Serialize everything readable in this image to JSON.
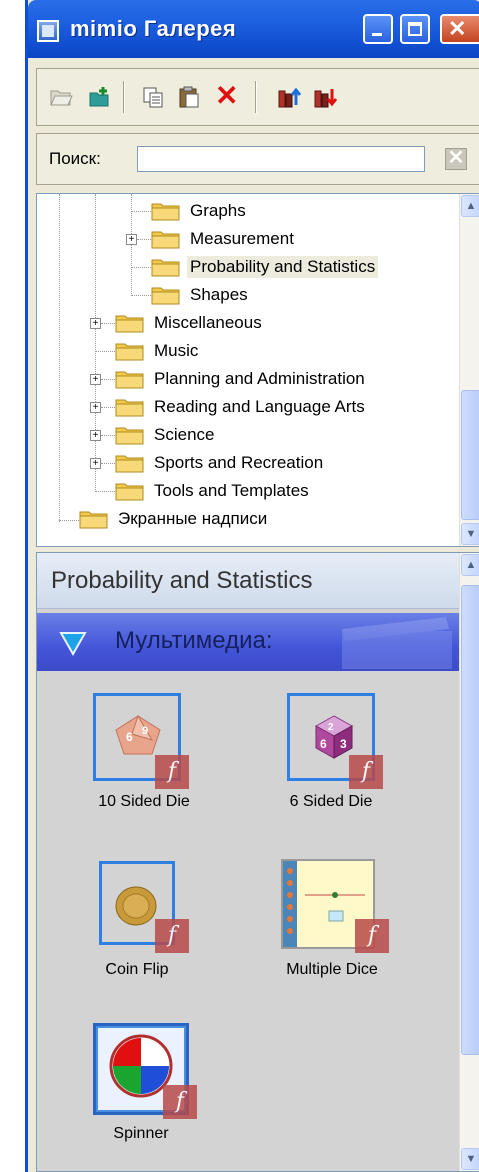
{
  "window": {
    "title": "mimio Галерея"
  },
  "toolbar": {
    "buttons": [
      "open-folder-icon",
      "new-folder-icon",
      "copy-icon",
      "paste-icon",
      "delete-icon",
      "import-icon",
      "export-icon"
    ]
  },
  "search": {
    "label": "Поиск:",
    "value": "",
    "clear_glyph": "✕"
  },
  "tree": {
    "items": [
      {
        "label": "Graphs",
        "expanded": null
      },
      {
        "label": "Measurement",
        "expanded": false
      },
      {
        "label": "Probability and Statistics",
        "expanded": null,
        "selected": true
      },
      {
        "label": "Shapes",
        "expanded": null
      },
      {
        "label": "Miscellaneous",
        "expanded": false
      },
      {
        "label": "Music",
        "expanded": null
      },
      {
        "label": "Planning and Administration",
        "expanded": false
      },
      {
        "label": "Reading and Language Arts",
        "expanded": false
      },
      {
        "label": "Science",
        "expanded": false
      },
      {
        "label": "Sports and Recreation",
        "expanded": false
      },
      {
        "label": "Tools and Templates",
        "expanded": null
      },
      {
        "label": "Экранные надписи",
        "expanded": null
      }
    ]
  },
  "gallery": {
    "category_title": "Probability and Statistics",
    "section_label": "Мультимедиа:",
    "items": [
      {
        "label": "10 Sided Die",
        "icon": "ten-sided-die-icon",
        "badge": "f"
      },
      {
        "label": "6 Sided Die",
        "icon": "six-sided-die-icon",
        "badge": "f"
      },
      {
        "label": "Coin Flip",
        "icon": "coin-icon",
        "badge": "f"
      },
      {
        "label": "Multiple Dice",
        "icon": "multiple-dice-icon",
        "badge": "f"
      },
      {
        "label": "Spinner",
        "icon": "spinner-icon",
        "badge": "f"
      }
    ]
  },
  "scroll_glyphs": {
    "up": "▲",
    "down": "▼"
  },
  "colors": {
    "titlebar": "#0b45c6",
    "media_bar": "#4455d8",
    "thumb_border": "#2f7fe3",
    "flash_badge": "#b84a4a",
    "folder": "#f2c94c"
  }
}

• [What is expected]: Omit every image. Quote each record exactly.

• [Exercise answer]:
Serialize everything readable in this image to JSON.
{
  "window": {
    "title": "mimio Галерея"
  },
  "toolbar": {
    "buttons": [
      "open-folder-icon",
      "new-folder-icon",
      "copy-icon",
      "paste-icon",
      "delete-icon",
      "import-icon",
      "export-icon"
    ]
  },
  "search": {
    "label": "Поиск:",
    "value": "",
    "clear_glyph": "✕"
  },
  "tree": {
    "items": [
      {
        "label": "Graphs",
        "expanded": null
      },
      {
        "label": "Measurement",
        "expanded": false
      },
      {
        "label": "Probability and Statistics",
        "expanded": null,
        "selected": true
      },
      {
        "label": "Shapes",
        "expanded": null
      },
      {
        "label": "Miscellaneous",
        "expanded": false
      },
      {
        "label": "Music",
        "expanded": null
      },
      {
        "label": "Planning and Administration",
        "expanded": false
      },
      {
        "label": "Reading and Language Arts",
        "expanded": false
      },
      {
        "label": "Science",
        "expanded": false
      },
      {
        "label": "Sports and Recreation",
        "expanded": false
      },
      {
        "label": "Tools and Templates",
        "expanded": null
      },
      {
        "label": "Экранные надписи",
        "expanded": null
      }
    ]
  },
  "gallery": {
    "category_title": "Probability and Statistics",
    "section_label": "Мультимедиа:",
    "items": [
      {
        "label": "10 Sided Die",
        "icon": "ten-sided-die-icon",
        "badge": "f"
      },
      {
        "label": "6 Sided Die",
        "icon": "six-sided-die-icon",
        "badge": "f"
      },
      {
        "label": "Coin Flip",
        "icon": "coin-icon",
        "badge": "f"
      },
      {
        "label": "Multiple Dice",
        "icon": "multiple-dice-icon",
        "badge": "f"
      },
      {
        "label": "Spinner",
        "icon": "spinner-icon",
        "badge": "f"
      }
    ]
  },
  "scroll_glyphs": {
    "up": "▲",
    "down": "▼"
  },
  "colors": {
    "titlebar": "#0b45c6",
    "media_bar": "#4455d8",
    "thumb_border": "#2f7fe3",
    "flash_badge": "#b84a4a",
    "folder": "#f2c94c"
  }
}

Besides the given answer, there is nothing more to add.